> EXERCISE TASK:
Transcribe the records below exactly.

** Start LISTING **

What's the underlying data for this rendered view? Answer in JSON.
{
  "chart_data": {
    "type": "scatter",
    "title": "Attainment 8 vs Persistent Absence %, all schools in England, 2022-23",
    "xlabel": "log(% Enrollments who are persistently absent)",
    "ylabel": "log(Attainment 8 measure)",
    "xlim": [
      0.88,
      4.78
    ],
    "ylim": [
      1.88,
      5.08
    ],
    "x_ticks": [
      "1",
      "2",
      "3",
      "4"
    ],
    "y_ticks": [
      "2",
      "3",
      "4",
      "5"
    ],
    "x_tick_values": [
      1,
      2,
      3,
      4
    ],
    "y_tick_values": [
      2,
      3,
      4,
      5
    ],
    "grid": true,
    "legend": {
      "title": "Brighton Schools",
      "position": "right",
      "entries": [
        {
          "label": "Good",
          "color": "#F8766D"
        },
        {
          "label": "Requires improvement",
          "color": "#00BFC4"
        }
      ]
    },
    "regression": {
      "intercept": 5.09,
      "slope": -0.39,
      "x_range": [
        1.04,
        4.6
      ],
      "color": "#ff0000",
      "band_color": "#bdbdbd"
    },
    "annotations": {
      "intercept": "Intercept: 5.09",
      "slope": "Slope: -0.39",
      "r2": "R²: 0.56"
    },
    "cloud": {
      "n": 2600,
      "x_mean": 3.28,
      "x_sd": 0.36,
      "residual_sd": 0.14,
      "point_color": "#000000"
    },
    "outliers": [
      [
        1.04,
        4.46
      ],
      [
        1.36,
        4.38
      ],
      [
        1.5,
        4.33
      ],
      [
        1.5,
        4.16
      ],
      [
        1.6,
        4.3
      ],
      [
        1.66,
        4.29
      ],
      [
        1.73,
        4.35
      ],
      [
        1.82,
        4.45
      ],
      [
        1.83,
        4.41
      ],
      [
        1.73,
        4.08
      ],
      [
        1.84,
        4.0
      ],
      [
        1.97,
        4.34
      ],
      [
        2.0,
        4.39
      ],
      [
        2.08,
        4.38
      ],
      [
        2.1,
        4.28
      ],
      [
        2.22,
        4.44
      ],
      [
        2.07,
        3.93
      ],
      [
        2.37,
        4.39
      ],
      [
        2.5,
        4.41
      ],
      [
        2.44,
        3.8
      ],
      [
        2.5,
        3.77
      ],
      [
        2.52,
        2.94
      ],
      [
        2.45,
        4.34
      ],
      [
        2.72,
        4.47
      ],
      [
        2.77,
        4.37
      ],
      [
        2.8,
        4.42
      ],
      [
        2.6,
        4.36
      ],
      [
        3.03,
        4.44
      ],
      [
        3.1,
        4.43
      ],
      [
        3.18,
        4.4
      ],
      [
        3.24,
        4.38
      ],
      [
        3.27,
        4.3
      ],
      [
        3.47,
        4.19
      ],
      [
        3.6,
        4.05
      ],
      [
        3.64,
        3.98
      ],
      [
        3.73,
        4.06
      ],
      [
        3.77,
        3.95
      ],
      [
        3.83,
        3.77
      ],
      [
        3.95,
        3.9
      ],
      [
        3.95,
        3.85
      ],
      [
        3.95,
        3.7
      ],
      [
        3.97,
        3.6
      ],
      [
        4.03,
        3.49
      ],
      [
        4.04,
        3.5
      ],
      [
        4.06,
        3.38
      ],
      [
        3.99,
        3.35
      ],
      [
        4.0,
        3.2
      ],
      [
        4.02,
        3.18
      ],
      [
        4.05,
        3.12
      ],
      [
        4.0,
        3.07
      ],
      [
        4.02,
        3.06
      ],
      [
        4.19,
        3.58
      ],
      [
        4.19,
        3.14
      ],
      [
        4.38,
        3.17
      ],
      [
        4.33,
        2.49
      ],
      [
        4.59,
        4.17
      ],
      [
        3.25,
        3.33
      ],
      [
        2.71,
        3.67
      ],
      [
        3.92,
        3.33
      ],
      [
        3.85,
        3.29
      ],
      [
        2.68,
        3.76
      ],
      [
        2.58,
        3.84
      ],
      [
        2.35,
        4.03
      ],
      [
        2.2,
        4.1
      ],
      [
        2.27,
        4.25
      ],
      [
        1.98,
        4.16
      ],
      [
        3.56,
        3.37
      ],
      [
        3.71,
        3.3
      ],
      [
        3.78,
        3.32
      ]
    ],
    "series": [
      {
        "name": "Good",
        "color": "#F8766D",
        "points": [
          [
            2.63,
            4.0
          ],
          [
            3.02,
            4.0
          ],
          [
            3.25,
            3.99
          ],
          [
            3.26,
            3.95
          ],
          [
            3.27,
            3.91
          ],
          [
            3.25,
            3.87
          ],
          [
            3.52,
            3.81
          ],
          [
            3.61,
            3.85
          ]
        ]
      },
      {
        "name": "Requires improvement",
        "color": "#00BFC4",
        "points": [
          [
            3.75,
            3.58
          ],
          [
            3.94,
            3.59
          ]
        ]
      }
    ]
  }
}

** End LISTING **

> EXERCISE RESULT:
What's the underlying data for this rendered view? Answer in JSON.
{
  "chart_data": {
    "type": "scatter",
    "title": "Attainment 8 vs Persistent Absence %, all schools in England, 2022-23",
    "xlabel": "log(% Enrollments who are persistently absent)",
    "ylabel": "log(Attainment 8 measure)",
    "xlim": [
      0.88,
      4.78
    ],
    "ylim": [
      1.88,
      5.08
    ],
    "x_ticks": [
      "1",
      "2",
      "3",
      "4"
    ],
    "y_ticks": [
      "2",
      "3",
      "4",
      "5"
    ],
    "x_tick_values": [
      1,
      2,
      3,
      4
    ],
    "y_tick_values": [
      2,
      3,
      4,
      5
    ],
    "grid": true,
    "legend": {
      "title": "Brighton Schools",
      "position": "right",
      "entries": [
        {
          "label": "Good",
          "color": "#F8766D"
        },
        {
          "label": "Requires improvement",
          "color": "#00BFC4"
        }
      ]
    },
    "regression": {
      "intercept": 5.09,
      "slope": -0.39,
      "x_range": [
        1.04,
        4.6
      ],
      "color": "#ff0000",
      "band_color": "#bdbdbd"
    },
    "annotations": {
      "intercept": "Intercept: 5.09",
      "slope": "Slope: -0.39",
      "r2": "R²: 0.56"
    },
    "cloud": {
      "n": 2600,
      "x_mean": 3.28,
      "x_sd": 0.36,
      "residual_sd": 0.14,
      "point_color": "#000000"
    },
    "outliers": [
      [
        1.04,
        4.46
      ],
      [
        1.36,
        4.38
      ],
      [
        1.5,
        4.33
      ],
      [
        1.5,
        4.16
      ],
      [
        1.6,
        4.3
      ],
      [
        1.66,
        4.29
      ],
      [
        1.73,
        4.35
      ],
      [
        1.82,
        4.45
      ],
      [
        1.83,
        4.41
      ],
      [
        1.73,
        4.08
      ],
      [
        1.84,
        4.0
      ],
      [
        1.97,
        4.34
      ],
      [
        2.0,
        4.39
      ],
      [
        2.08,
        4.38
      ],
      [
        2.1,
        4.28
      ],
      [
        2.22,
        4.44
      ],
      [
        2.07,
        3.93
      ],
      [
        2.37,
        4.39
      ],
      [
        2.5,
        4.41
      ],
      [
        2.44,
        3.8
      ],
      [
        2.5,
        3.77
      ],
      [
        2.52,
        2.94
      ],
      [
        2.45,
        4.34
      ],
      [
        2.72,
        4.47
      ],
      [
        2.77,
        4.37
      ],
      [
        2.8,
        4.42
      ],
      [
        2.6,
        4.36
      ],
      [
        3.03,
        4.44
      ],
      [
        3.1,
        4.43
      ],
      [
        3.18,
        4.4
      ],
      [
        3.24,
        4.38
      ],
      [
        3.27,
        4.3
      ],
      [
        3.47,
        4.19
      ],
      [
        3.6,
        4.05
      ],
      [
        3.64,
        3.98
      ],
      [
        3.73,
        4.06
      ],
      [
        3.77,
        3.95
      ],
      [
        3.83,
        3.77
      ],
      [
        3.95,
        3.9
      ],
      [
        3.95,
        3.85
      ],
      [
        3.95,
        3.7
      ],
      [
        3.97,
        3.6
      ],
      [
        4.03,
        3.49
      ],
      [
        4.04,
        3.5
      ],
      [
        4.06,
        3.38
      ],
      [
        3.99,
        3.35
      ],
      [
        4.0,
        3.2
      ],
      [
        4.02,
        3.18
      ],
      [
        4.05,
        3.12
      ],
      [
        4.0,
        3.07
      ],
      [
        4.02,
        3.06
      ],
      [
        4.19,
        3.58
      ],
      [
        4.19,
        3.14
      ],
      [
        4.38,
        3.17
      ],
      [
        4.33,
        2.49
      ],
      [
        4.59,
        4.17
      ],
      [
        3.25,
        3.33
      ],
      [
        2.71,
        3.67
      ],
      [
        3.92,
        3.33
      ],
      [
        3.85,
        3.29
      ],
      [
        2.68,
        3.76
      ],
      [
        2.58,
        3.84
      ],
      [
        2.35,
        4.03
      ],
      [
        2.2,
        4.1
      ],
      [
        2.27,
        4.25
      ],
      [
        1.98,
        4.16
      ],
      [
        3.56,
        3.37
      ],
      [
        3.71,
        3.3
      ],
      [
        3.78,
        3.32
      ]
    ],
    "series": [
      {
        "name": "Good",
        "color": "#F8766D",
        "points": [
          [
            2.63,
            4.0
          ],
          [
            3.02,
            4.0
          ],
          [
            3.25,
            3.99
          ],
          [
            3.26,
            3.95
          ],
          [
            3.27,
            3.91
          ],
          [
            3.25,
            3.87
          ],
          [
            3.52,
            3.81
          ],
          [
            3.61,
            3.85
          ]
        ]
      },
      {
        "name": "Requires improvement",
        "color": "#00BFC4",
        "points": [
          [
            3.75,
            3.58
          ],
          [
            3.94,
            3.59
          ]
        ]
      }
    ]
  }
}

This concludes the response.